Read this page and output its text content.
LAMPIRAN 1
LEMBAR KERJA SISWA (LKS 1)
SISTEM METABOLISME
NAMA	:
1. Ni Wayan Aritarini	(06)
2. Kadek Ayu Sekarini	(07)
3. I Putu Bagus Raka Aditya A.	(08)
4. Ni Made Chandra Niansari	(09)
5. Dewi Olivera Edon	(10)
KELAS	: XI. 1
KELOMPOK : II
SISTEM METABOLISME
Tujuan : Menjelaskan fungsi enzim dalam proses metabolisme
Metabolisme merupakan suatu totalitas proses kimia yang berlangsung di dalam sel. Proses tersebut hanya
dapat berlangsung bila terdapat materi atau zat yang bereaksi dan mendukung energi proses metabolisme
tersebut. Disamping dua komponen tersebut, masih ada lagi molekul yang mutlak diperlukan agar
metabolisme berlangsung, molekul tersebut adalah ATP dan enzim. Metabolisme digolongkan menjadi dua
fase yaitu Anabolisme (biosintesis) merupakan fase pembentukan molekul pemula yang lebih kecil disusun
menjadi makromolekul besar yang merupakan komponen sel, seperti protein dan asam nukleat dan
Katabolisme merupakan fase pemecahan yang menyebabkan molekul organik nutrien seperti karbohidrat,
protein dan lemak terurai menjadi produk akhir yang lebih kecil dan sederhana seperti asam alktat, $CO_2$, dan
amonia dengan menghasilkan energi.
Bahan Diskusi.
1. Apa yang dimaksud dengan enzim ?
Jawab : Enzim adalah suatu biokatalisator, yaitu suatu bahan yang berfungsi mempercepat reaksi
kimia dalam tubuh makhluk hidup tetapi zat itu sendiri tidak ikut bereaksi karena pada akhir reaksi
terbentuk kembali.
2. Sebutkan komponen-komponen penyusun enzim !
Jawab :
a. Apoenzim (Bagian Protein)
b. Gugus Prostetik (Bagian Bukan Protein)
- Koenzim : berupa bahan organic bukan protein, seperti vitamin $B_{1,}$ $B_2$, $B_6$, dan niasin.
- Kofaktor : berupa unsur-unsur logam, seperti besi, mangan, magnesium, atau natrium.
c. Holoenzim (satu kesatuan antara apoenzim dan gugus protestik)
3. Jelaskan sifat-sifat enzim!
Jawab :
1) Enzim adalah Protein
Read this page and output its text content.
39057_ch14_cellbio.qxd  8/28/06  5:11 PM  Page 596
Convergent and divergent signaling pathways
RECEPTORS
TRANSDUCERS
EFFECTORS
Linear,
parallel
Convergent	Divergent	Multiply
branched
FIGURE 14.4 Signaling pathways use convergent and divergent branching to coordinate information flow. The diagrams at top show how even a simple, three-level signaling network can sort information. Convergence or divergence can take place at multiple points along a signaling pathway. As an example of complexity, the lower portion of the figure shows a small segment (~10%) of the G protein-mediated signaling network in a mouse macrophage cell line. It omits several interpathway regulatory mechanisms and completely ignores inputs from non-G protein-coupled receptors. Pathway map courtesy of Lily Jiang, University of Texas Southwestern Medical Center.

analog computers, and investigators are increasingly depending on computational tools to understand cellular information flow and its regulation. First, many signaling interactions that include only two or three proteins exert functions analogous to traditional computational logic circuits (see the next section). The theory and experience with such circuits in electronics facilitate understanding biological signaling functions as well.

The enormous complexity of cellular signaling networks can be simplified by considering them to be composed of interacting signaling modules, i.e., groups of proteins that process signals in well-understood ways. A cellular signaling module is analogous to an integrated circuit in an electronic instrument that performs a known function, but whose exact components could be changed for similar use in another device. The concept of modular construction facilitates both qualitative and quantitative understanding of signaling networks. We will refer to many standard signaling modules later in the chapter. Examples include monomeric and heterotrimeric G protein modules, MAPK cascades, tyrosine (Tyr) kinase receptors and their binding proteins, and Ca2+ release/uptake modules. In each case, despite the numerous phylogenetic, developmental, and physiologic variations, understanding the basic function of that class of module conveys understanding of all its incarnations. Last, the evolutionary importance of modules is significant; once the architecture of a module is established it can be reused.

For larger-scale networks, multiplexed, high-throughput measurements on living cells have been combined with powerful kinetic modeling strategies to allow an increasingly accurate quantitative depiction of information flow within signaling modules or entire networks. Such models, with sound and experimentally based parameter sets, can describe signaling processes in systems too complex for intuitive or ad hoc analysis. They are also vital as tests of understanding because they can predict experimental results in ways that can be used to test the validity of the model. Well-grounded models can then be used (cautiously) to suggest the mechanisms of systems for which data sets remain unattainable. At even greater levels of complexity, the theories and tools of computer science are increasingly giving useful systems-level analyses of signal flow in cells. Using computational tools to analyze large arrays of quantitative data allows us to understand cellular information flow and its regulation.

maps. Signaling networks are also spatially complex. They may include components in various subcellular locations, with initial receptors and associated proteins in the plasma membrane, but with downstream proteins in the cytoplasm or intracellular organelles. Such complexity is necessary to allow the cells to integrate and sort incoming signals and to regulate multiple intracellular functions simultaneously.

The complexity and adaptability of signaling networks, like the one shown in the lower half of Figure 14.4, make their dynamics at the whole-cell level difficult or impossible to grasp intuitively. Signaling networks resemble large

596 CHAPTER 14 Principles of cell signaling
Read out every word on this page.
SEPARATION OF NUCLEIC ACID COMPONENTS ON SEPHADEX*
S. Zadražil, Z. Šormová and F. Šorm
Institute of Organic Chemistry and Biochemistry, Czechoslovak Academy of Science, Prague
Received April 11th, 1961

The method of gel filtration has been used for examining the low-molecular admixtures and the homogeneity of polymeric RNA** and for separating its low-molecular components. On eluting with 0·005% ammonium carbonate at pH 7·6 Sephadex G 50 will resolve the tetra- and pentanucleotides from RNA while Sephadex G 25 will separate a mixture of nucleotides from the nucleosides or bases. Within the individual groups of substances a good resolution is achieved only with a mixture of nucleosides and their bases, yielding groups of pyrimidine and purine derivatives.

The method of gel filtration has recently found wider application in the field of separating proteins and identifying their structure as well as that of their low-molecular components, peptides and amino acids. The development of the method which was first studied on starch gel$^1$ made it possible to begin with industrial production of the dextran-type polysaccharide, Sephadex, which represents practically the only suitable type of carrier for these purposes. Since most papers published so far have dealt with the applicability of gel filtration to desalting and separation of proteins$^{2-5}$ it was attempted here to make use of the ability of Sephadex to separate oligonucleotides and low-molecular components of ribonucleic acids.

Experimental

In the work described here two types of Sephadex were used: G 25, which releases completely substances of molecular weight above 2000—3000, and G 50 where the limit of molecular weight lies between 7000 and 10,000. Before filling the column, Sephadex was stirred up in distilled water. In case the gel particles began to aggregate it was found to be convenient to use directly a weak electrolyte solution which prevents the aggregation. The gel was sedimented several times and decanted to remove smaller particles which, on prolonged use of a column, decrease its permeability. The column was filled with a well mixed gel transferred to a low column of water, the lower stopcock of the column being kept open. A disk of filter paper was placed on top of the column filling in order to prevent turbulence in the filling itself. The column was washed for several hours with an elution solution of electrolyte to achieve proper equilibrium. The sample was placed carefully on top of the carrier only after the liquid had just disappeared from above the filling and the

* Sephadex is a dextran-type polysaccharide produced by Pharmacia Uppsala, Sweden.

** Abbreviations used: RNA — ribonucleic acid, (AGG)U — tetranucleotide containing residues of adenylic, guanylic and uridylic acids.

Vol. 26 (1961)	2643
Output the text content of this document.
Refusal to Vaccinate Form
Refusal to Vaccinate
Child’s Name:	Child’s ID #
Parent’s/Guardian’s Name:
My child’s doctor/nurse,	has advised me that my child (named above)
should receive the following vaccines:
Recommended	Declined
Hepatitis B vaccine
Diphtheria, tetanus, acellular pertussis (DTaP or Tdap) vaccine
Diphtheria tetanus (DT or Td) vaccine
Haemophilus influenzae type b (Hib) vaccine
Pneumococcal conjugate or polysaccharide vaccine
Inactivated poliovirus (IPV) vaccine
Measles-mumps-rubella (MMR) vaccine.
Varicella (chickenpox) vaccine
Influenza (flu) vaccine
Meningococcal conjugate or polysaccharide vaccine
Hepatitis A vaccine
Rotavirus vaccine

___

Task: A single number is asked for: how many lines in the entries above hold the string "Hepatitis".

Solution: 2